■ Document text ■
━━━━

Patricia Gaddis Brannon’s journey
As a book lover and compulsive reader, I’ve often wondered what life would be like if I went blind. What if I couldn’t read? It’s one of my favorite things to do in the world. In seventh grade, when at my first school eye exam I was told I was very nearsighted in one eye (an undetected lazy eye) I thought about it for the first time. With “be prepared” as a personal motto, I thought to myself, “I will learn braille.” Problem solved, I went on my happy way.
But what if you couldn’t walk? Patricia Gaddis Brannon had to face this question without any mental preparation. One morning, she got up, and within minutes was sitting on her floor, her legs paralyzed in front of her. Her book, “In the Valley of Achor” covers the first year of her journey after the extremely rare paralysis which took her mobility. One day she felt a little twinge in her back when she lifted her garage door, but it was so temporary she didn’t think of again. The next morning, June 28, 2014, she was up early to finish many errands before she left on her first trip to Europe. She was barely able to walk back to her bedroom before succumbing to a “falling sensation” and eased herself down to the floor by the footboard of the bed, unable to move her legs.
The doctors at first diagnosed her with transverse myelitis, an inflammatory disorder of the spinal cord. Doctors at Johns Hopkins later changed the diagnosis to vascular myelopathy, a mechanical malfunction of the spinal cord blood system. Her spinal cord had suffered a “mini stroke” in effect. But the doctors at Johns Hopkins left her with the news that though they didn’t know if she would walk again, they did not find any reason why one day she might not. Her job was to work hard at physical therapy and never give up.
“Do not fear; just believe.”
Patricia heads each chapter describing her journey with an appropriate Bible verse, showing how she leaned on her faith in Christ to see her through the struggle. Her memoir’s title comes from the Biblical book of Joshua, in the story of a disobedient Israelite who was stoned in the Valley of Achor – a Hebrew word meaning trouble. But the book of Hosea, God transforms that place of sadness for the Israelites: “There I will give her back her vineyards and make the Valley of Achor a door of hope.”

━━━━

■ Work order ■
In the text about Patricia Gaddis Brannon, what diagnosis did the doctors at Johns Hopkins give her? The records that come next are separate material, unconnected to the text about Patricia Gaddis Brannon.

━━━━

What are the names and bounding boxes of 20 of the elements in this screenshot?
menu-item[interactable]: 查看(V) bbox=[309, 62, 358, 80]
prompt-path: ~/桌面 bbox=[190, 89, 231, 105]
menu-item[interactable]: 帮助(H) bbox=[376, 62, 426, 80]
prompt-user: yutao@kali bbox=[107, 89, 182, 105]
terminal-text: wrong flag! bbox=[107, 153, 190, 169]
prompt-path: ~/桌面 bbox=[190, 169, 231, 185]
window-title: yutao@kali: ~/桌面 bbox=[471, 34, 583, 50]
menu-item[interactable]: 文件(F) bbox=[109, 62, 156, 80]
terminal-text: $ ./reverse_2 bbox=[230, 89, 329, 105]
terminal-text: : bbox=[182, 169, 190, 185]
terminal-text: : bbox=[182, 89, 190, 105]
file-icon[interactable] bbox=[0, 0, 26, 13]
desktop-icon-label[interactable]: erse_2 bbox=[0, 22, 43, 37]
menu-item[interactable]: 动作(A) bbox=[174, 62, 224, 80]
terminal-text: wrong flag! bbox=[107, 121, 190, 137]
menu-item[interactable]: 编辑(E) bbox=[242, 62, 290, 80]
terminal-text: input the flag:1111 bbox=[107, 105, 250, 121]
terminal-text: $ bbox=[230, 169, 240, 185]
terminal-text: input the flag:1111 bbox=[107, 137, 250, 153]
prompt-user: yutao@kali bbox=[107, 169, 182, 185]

━━━━

■ Solution for this task ■
Vascular myelopathy, a mechanical malfunction of the spinal cord blood system.